## START Task data
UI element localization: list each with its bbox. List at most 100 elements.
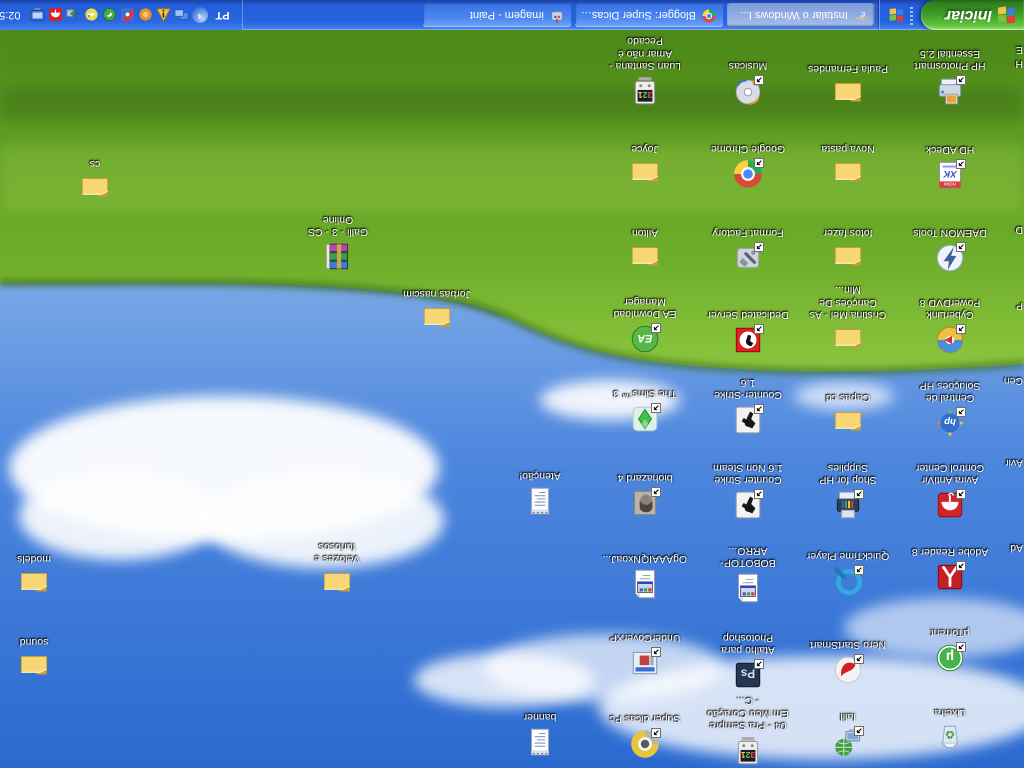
## END Task data
## START Task data
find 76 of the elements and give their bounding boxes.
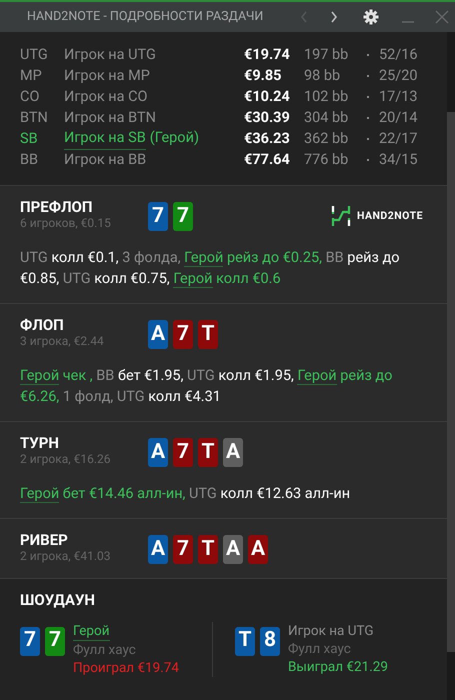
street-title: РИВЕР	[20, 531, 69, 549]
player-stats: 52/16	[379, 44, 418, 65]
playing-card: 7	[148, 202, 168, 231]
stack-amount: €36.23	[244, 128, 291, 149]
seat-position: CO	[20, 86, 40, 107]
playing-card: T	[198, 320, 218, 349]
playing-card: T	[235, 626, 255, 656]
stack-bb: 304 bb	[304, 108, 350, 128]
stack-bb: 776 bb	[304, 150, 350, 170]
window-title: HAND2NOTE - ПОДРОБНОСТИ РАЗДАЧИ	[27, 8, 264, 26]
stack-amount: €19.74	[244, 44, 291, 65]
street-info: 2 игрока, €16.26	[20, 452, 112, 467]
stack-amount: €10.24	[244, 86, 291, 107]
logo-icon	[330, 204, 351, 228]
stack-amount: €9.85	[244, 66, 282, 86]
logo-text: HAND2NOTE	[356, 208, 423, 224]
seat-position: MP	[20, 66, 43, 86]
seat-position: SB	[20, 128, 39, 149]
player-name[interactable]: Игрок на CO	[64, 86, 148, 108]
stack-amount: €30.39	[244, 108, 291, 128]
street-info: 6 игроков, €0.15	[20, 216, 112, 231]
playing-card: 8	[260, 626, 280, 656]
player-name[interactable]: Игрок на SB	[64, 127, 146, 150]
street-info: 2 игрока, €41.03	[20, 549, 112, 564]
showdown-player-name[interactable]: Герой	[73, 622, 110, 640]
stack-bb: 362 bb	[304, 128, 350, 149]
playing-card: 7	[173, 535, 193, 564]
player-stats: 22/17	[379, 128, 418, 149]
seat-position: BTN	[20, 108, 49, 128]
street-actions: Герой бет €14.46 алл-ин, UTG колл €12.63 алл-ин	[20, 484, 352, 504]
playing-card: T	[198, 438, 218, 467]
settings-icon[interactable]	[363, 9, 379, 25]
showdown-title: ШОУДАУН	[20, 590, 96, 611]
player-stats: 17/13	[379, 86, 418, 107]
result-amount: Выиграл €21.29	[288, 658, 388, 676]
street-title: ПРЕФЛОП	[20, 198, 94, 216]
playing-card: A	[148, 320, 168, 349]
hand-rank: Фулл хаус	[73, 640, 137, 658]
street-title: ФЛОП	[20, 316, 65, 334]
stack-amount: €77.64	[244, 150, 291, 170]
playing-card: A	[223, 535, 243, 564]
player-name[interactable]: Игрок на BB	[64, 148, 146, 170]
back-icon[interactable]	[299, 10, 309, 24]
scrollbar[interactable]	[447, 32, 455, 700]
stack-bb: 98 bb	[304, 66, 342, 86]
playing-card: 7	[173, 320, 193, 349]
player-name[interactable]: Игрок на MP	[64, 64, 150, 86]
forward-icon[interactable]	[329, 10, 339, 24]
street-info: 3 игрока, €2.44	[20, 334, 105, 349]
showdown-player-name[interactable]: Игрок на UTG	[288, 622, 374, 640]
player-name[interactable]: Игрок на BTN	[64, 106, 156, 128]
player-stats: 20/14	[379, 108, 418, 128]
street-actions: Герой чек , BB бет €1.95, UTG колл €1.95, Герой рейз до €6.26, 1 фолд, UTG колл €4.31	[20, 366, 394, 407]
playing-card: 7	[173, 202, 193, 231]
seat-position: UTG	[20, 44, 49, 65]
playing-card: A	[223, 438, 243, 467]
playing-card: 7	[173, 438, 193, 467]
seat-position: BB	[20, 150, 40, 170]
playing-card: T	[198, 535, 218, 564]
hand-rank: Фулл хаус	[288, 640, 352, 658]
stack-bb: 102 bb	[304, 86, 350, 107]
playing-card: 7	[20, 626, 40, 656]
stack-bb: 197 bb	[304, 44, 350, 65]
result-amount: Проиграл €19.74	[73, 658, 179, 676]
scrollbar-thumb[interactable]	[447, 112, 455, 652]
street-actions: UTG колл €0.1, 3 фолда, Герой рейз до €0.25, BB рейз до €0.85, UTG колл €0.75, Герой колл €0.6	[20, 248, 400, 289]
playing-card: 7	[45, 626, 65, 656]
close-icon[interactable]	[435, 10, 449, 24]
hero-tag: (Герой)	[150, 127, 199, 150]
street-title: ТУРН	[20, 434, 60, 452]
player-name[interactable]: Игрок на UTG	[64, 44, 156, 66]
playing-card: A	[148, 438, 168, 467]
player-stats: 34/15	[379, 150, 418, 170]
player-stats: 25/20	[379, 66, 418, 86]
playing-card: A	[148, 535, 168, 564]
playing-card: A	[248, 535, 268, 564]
## END Task data
## START Task data
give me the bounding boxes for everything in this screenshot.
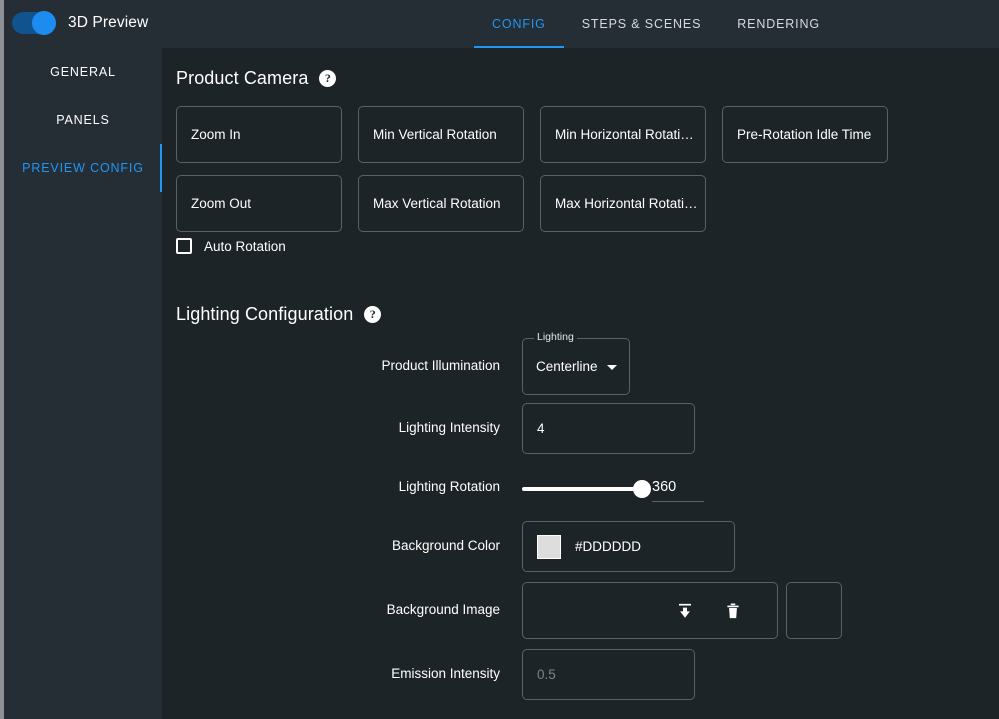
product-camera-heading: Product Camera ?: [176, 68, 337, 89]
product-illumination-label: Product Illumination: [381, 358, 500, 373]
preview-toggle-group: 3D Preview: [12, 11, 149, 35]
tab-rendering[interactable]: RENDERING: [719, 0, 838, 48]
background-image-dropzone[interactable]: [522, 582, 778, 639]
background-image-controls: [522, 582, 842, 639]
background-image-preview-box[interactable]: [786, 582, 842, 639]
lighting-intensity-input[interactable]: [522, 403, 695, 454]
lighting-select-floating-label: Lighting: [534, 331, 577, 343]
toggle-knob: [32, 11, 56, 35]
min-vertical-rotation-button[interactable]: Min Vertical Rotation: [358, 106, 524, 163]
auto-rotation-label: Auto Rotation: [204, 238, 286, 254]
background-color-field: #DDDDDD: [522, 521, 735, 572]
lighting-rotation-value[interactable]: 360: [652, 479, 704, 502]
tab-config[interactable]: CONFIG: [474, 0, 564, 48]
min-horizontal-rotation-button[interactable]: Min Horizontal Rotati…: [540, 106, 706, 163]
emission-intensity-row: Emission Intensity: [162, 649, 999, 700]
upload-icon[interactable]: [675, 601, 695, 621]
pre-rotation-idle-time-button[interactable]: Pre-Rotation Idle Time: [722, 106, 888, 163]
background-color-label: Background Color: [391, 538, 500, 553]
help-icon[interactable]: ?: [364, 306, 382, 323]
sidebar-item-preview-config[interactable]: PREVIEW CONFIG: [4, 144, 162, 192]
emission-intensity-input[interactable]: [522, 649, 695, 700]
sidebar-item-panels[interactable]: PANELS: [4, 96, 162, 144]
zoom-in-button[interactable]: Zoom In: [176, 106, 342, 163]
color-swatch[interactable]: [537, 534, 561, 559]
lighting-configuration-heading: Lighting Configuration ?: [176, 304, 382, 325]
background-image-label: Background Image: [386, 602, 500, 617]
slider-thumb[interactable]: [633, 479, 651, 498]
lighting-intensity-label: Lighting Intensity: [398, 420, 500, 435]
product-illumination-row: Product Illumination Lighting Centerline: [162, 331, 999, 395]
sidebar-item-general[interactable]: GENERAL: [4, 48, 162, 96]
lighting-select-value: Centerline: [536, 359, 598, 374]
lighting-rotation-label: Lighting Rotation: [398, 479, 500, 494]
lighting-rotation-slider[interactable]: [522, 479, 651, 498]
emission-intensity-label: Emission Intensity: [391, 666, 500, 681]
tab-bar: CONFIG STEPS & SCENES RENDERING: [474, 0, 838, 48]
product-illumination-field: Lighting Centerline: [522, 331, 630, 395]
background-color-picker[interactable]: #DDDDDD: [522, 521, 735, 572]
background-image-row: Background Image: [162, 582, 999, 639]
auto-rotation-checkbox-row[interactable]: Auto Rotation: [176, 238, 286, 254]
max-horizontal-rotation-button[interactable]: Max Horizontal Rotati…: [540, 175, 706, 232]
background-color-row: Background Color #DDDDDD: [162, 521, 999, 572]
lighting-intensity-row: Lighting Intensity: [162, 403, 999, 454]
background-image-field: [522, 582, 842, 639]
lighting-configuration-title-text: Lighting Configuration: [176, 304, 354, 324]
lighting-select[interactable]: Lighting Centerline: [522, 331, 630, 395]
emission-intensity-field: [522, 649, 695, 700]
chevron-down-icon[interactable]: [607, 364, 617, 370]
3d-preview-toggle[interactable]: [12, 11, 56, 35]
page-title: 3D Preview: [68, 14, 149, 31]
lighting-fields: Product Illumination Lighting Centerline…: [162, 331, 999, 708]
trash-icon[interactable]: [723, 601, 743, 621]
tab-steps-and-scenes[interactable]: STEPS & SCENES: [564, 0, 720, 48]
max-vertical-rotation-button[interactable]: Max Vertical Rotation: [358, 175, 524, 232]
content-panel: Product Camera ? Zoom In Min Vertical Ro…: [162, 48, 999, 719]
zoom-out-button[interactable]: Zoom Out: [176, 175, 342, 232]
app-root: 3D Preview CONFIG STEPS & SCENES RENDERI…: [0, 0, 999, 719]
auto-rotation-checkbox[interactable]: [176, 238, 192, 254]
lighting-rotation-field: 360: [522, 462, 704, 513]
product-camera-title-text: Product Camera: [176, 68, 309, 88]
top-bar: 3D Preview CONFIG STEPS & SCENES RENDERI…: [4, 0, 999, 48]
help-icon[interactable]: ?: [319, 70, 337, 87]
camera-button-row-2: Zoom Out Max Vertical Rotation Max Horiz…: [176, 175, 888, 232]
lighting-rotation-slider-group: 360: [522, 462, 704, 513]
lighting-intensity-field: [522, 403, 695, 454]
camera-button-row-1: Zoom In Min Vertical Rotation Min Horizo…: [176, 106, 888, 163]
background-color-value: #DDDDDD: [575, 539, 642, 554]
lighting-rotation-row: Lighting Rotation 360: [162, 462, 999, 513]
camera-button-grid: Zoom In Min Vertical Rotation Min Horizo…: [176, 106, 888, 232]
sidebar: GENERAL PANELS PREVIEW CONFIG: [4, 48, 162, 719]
## END Task data
### Job
Reproduce the stretch of the listing from the line containing "give me the" through the line containing "lighting-rotation-label: Lighting Rotation: [398, 479, 500, 494]", swapping "Centerline" for "Spotlight" and keeping everything else the same. Omit the picture from your answer.

### Response
give me the bounding boxes for everything in this screenshot.
product-camera-heading: Product Camera ?: [176, 68, 337, 89]
product-illumination-label: Product Illumination: [381, 358, 500, 373]
preview-toggle-group: 3D Preview: [12, 11, 149, 35]
tab-rendering[interactable]: RENDERING: [719, 0, 838, 48]
background-image-dropzone[interactable]: [522, 582, 778, 639]
background-image-controls: [522, 582, 842, 639]
background-image-preview-box[interactable]: [786, 582, 842, 639]
lighting-intensity-input[interactable]: [522, 403, 695, 454]
lighting-select-floating-label: Lighting: [534, 331, 577, 343]
toggle-knob: [32, 11, 56, 35]
min-vertical-rotation-button[interactable]: Min Vertical Rotation: [358, 106, 524, 163]
auto-rotation-label: Auto Rotation: [204, 238, 286, 254]
background-color-field: #DDDDDD: [522, 521, 735, 572]
lighting-rotation-value[interactable]: 360: [652, 479, 704, 502]
tab-config[interactable]: CONFIG: [474, 0, 564, 48]
min-horizontal-rotation-button[interactable]: Min Horizontal Rotati…: [540, 106, 706, 163]
emission-intensity-row: Emission Intensity: [162, 649, 999, 700]
upload-icon[interactable]: [675, 601, 695, 621]
pre-rotation-idle-time-button[interactable]: Pre-Rotation Idle Time: [722, 106, 888, 163]
background-color-label: Background Color: [391, 538, 500, 553]
help-icon[interactable]: ?: [364, 306, 382, 323]
sidebar-item-preview-config[interactable]: PREVIEW CONFIG: [4, 144, 162, 192]
emission-intensity-input[interactable]: [522, 649, 695, 700]
sidebar-item-panels[interactable]: PANELS: [4, 96, 162, 144]
zoom-in-button[interactable]: Zoom In: [176, 106, 342, 163]
color-swatch[interactable]: [537, 534, 561, 559]
lighting-configuration-heading: Lighting Configuration ?: [176, 304, 382, 325]
background-image-label: Background Image: [386, 602, 500, 617]
slider-thumb[interactable]: [633, 479, 651, 498]
lighting-intensity-label: Lighting Intensity: [398, 420, 500, 435]
product-illumination-row: Product Illumination Lighting Spotlight: [162, 331, 999, 395]
sidebar-item-general[interactable]: GENERAL: [4, 48, 162, 96]
lighting-select-value: Spotlight: [536, 359, 598, 374]
lighting-rotation-label: Lighting Rotation: [398, 479, 500, 494]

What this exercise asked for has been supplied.